# CONSIGNES
1. Recopiez le passage de l'extrait sur la prise en charge psychologique après les attentats, depuis « Unification des outils » jusqu'à « ressources en région. » inclus.
2. Selon l'extrait sur la prise en charge psychologique après les attentats, quelle fonction occupe le Dr Alain Mercuel ?
3. Reprenez l'extrait sur la prise en charge psychologique après les attentats là où il s'arrête et poursuivez-le.

# EXTRAIT PRÉSENTÉ
====

Drainage vers l’aval

En matière d’organisation, le retour d’expérience (RETEX) organisé le 20 janvier dernier a allumé la mèche d’une réflexion intense. « Le soir même, les mails crépitaient », raconte le Dr Ducrocq.

Marisol Touraine a fixé l’objectif d’une « meilleure coordination des acteurs aux échelons territoriaux », supposant un cadre réglementaire actualisé. Malgré une très bonne prise en charge des victimes sur le terrain, les psychiatres reconnaissent des frottements dans la coordination. Le Pr Thierry Baubet, directeur de la CUMP de Seine-Saint-Denis rappelle le contexte. « Il n’y avait pas de plan prévu. On a dû être créatif. 6 sites (Hôtel Dieu, école militaire, mairie du X et XIe arrondissement, de Saint-Denis et institut médico-légal) ont été ouverts, et les équipes CUMP se relayaient, avec, certes, des pratiques différentes. C’était la première fois qu’on collaborait ainsi ». « À l’avenir, il devrait y avoir un centre hospitalier de référence, puis des lieux de proximité », envisage le Pr Baubet.

Le Dr Alain Mercuel, président de la CME de Sainte-Anne, regrette un drainage tardif vers l’aval. « L’extrême mobilisation sur les sites des attentats a duré et a ralenti l’orientation vers l’aval ; les centres médico-psychologiques, le secteur, les services d’accueil des urgences attendaient ! ». « Beaucoup de bénévoles voulaient donner leur sang psychique : on pourrait créer des "métiers" de l’accompagnement vers l’aval », propose le Dr Mercuel.

L’idée d’un coordonnateur national, chargé uniquement de la régulation, semble partagée par tous. La mise en place, parallèlement, d’un coordonnateur zonal, ou d’une coordination régionale puis départementale aux mains de personnes différentes, fait l’objet de discussions.

Unification des outils

La ministre de la Santé demande aussi le développement d’outils nationaux communs de prise en charge des personnes impliquées. Les professionnels réfléchissent déjà à des formulaires uniques (type fiche médicale de l’avant, incluant des données sociodémographiques et cliniques), à la formalisation d’un « damage control » psy (prise en charge immédiate standardisée, avec defusing), à un traumascore (à l’image d’une échelle de Glasgow), utile notamment pour l’établissement de certificats médicaux, ou encore à la mise en place de centres ressources en région.

====

[Entrées de données enregistrées]
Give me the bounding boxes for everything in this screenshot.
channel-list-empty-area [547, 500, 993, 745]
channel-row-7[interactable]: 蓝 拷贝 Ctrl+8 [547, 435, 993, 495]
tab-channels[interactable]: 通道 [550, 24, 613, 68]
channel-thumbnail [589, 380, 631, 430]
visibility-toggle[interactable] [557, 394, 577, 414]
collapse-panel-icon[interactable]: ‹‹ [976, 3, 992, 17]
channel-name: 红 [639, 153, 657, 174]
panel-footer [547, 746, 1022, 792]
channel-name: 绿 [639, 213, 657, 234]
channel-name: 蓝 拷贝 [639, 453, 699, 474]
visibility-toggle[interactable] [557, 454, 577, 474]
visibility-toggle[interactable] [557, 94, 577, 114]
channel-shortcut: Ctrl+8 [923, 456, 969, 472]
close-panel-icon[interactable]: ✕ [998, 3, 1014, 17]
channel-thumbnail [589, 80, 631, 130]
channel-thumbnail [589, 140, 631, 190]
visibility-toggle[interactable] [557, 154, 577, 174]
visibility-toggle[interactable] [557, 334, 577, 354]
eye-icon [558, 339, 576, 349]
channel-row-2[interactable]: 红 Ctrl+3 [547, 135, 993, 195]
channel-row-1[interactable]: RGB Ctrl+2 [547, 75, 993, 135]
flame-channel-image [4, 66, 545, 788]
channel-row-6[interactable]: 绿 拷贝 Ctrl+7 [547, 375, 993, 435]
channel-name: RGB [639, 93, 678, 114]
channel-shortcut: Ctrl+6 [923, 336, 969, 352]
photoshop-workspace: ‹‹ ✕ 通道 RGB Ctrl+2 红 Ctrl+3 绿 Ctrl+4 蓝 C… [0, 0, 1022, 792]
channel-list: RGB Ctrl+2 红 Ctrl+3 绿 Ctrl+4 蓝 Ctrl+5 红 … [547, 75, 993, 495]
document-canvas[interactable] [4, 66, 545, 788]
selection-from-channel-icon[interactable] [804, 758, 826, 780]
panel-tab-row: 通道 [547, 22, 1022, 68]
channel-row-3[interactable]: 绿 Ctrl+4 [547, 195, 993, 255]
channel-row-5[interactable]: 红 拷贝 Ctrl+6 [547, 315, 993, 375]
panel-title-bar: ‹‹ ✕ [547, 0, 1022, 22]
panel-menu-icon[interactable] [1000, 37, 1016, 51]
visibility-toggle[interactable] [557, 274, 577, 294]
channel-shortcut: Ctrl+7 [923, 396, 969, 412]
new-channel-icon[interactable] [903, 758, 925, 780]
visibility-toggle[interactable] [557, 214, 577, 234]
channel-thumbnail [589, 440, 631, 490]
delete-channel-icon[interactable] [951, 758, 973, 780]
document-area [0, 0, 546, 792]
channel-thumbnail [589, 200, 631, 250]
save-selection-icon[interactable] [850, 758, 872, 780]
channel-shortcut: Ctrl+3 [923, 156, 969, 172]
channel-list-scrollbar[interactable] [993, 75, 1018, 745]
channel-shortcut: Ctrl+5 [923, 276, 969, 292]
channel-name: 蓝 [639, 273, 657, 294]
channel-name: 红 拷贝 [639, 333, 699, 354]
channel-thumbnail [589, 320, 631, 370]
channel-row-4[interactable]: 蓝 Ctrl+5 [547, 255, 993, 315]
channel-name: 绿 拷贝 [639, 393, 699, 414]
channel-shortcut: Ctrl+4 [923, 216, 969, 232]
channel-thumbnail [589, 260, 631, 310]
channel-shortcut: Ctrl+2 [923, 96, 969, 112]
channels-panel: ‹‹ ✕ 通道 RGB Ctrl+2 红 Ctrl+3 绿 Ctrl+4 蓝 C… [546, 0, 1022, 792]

====

# RÉPONSES
1.
Unification des outils

La ministre de la Santé demande aussi le développement d’outils nationaux communs de prise en charge des personnes impliquées. Les professionnels réfléchissent déjà à des formulaires uniques (type fiche médicale de l’avant, incluant des données sociodémographiques et cliniques), à la formalisation d’un « damage control » psy (prise en charge immédiate standardisée, avec defusing), à un traumascore (à l’image d’une échelle de Glasgow), utile notamment pour l’établissement de certificats médicaux, ou encore à la mise en place de centres ressources en région.

2. Il est président de la CME de Sainte-Anne.

3.
Enfin, la réorientation des victimes directes ou indirectes et leur suivi à distance restent délicats. Si certaines se sont déjà rétablies, d’autres développent des troubles plus chroniques. D’aucuns passeraient même entre les mailles du filet. « En aval, cela dépend des départements et des réseaux locaux. On n’a pas de recettes sur tout le territoire », explique le Pr Baubet. Les personnes peuvent appeler le 15, et être mises en relation avec les psychiatres des 100 CUMP qui couvrent le territoire. Les médecins traitants, les assureurs, mais aussi les associations de victimes peuvent également les orienter vers les réseaux psy. Les résultats de l’étude Impacts* menée par l’Institut de veille sanitaire et l’Agence régionale de santé (ARS) auprès de 430 personnes exposées aux événements de janvier 2015 devraient fournir en mars un premier regard sur les parcours de soins.

Quant aux soignants, Marisol Touraine a émis le souhait de renforcer leur suivi. « À l’AP-HP, 200 agents ont été vus, 1/3 en individuel, 2/3 en collectif. C’est une bonne chose que le ministère soutienne cette ligne, car des résistances persistent selon les services et les territoires », commente le Pr Baubet.

*Investigation des manifestations traumatiques post attentats et de la prise en charge thérapeutique et de soutien.